**Aim**: Search the data for the word "title" and copy every line that contains it.

**Rows**:
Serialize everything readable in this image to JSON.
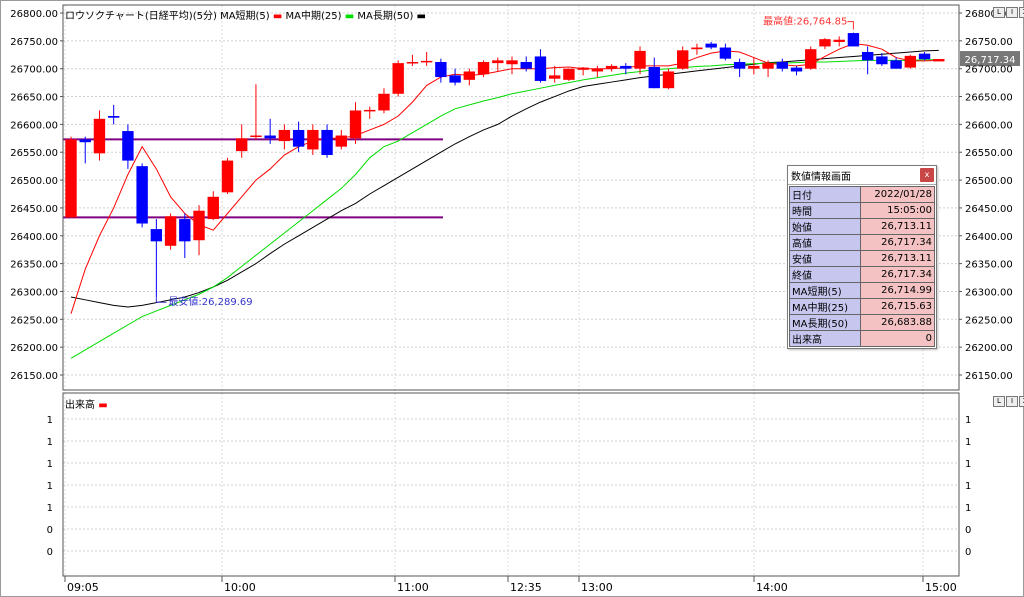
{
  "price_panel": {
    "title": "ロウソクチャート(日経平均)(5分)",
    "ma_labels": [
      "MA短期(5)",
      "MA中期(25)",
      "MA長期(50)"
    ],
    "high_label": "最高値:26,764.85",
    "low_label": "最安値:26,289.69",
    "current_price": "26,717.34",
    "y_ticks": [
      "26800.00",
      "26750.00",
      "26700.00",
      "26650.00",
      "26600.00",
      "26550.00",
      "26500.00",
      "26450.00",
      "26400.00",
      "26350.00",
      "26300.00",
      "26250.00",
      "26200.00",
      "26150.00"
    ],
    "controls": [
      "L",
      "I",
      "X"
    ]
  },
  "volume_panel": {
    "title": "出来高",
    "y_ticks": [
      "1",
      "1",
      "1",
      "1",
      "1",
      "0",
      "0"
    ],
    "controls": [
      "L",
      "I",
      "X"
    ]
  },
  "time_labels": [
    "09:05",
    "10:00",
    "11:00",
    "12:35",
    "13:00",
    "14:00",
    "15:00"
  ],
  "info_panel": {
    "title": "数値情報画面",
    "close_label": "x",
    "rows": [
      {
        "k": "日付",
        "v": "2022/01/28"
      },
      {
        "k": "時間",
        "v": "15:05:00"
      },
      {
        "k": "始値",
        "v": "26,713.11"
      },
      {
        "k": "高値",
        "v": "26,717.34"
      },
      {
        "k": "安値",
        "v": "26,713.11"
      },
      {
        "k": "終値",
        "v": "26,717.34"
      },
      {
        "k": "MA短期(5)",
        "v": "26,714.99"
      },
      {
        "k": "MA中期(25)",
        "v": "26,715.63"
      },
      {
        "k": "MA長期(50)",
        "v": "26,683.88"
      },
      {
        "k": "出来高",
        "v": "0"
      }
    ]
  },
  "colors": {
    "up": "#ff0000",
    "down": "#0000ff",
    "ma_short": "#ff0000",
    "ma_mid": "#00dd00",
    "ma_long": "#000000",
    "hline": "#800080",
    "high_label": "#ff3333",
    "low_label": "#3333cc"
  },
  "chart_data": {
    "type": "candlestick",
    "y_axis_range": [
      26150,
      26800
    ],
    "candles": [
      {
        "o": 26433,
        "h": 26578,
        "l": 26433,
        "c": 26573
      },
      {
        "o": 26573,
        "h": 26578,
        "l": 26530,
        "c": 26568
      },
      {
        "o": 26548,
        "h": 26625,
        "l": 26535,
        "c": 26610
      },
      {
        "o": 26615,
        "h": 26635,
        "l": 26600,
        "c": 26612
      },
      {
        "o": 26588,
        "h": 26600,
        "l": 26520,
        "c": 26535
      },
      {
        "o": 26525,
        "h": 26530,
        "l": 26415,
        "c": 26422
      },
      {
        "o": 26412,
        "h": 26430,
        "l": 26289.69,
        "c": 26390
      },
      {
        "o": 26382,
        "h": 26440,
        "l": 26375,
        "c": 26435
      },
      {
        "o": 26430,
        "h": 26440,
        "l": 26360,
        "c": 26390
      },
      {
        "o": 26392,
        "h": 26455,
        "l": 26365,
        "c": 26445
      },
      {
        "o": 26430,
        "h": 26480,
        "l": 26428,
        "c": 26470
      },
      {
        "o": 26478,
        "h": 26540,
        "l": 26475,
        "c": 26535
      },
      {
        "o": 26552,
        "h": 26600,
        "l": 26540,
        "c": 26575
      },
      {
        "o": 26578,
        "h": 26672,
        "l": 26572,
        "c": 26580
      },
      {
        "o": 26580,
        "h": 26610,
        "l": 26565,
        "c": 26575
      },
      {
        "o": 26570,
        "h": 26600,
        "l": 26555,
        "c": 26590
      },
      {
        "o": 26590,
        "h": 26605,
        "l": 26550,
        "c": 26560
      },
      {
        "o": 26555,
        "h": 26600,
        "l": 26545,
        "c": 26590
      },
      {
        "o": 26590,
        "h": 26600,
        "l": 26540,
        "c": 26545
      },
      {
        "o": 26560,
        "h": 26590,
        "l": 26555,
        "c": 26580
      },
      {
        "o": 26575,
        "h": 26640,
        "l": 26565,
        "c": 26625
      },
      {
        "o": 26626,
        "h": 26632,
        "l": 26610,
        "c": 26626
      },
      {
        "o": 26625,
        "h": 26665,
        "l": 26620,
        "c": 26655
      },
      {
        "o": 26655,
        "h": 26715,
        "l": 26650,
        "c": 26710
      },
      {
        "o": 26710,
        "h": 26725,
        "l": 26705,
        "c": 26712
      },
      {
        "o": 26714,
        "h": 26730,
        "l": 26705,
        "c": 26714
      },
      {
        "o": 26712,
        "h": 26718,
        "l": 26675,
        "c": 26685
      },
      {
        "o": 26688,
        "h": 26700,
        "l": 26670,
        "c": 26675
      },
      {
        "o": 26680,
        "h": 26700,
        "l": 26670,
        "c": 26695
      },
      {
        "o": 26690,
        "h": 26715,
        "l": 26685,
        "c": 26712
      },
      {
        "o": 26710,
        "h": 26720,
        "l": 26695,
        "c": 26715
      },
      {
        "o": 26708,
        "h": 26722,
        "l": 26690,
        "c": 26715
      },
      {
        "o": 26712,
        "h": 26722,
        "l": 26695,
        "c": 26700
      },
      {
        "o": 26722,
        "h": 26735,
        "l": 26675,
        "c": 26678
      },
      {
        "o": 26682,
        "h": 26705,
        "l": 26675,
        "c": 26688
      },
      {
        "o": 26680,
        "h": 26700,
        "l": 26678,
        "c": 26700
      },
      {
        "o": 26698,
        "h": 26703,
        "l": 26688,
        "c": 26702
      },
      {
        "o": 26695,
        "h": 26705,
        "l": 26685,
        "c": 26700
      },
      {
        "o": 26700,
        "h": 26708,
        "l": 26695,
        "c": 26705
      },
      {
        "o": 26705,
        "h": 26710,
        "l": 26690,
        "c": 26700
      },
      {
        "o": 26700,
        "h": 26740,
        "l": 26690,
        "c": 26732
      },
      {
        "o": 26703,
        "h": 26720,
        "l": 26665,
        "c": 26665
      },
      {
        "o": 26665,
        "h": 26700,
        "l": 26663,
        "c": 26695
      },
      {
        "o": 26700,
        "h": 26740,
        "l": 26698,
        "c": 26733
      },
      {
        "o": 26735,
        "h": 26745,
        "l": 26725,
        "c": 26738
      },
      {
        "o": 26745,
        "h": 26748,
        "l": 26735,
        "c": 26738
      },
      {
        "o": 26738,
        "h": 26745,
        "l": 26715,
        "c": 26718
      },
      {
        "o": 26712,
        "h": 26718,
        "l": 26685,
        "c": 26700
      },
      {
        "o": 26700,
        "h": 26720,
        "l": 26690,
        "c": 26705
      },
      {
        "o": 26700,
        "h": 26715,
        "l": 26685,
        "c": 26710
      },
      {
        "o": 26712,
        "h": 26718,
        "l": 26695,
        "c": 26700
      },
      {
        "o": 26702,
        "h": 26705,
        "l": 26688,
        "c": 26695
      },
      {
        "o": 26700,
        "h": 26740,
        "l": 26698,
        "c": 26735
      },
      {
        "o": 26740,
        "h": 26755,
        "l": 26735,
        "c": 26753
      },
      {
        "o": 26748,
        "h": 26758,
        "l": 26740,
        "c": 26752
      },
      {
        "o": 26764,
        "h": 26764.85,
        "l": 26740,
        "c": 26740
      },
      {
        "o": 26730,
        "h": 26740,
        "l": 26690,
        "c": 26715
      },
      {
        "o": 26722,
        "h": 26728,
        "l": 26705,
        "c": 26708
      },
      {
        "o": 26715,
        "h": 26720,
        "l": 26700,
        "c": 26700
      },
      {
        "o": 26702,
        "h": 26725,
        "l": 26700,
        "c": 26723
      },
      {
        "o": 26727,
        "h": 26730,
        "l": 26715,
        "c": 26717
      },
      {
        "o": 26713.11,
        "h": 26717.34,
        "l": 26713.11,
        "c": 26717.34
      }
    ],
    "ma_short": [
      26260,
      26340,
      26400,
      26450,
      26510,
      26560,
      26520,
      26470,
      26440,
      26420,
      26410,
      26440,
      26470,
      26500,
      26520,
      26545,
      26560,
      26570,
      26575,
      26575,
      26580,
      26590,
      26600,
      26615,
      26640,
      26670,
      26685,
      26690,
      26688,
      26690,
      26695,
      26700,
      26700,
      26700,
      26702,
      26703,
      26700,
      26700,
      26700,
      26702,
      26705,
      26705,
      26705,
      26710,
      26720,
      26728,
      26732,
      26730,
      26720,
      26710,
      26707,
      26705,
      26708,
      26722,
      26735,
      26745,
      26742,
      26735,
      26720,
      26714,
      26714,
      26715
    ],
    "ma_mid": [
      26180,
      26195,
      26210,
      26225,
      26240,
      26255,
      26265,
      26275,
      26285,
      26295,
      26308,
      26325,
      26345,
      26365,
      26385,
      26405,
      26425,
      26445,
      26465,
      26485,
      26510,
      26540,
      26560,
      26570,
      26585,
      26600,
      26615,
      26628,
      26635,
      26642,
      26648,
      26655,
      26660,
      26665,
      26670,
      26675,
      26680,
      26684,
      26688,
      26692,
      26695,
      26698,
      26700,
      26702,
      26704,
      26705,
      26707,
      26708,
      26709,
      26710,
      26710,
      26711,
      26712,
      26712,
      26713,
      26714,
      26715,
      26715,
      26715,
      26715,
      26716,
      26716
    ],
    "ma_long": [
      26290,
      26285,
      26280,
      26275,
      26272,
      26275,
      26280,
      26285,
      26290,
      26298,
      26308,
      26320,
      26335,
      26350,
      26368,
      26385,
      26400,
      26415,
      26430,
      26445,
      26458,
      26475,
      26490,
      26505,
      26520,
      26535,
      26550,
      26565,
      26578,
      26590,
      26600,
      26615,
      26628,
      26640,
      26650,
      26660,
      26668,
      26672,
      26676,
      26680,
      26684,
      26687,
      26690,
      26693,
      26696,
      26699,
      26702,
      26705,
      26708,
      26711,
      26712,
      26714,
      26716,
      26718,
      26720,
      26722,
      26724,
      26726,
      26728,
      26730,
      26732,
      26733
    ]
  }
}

**Solution to this problem**:
    "title": "ロウソクチャート(日経平均)(5分)",
    "title": "出来高",
    "title": "数値情報画面",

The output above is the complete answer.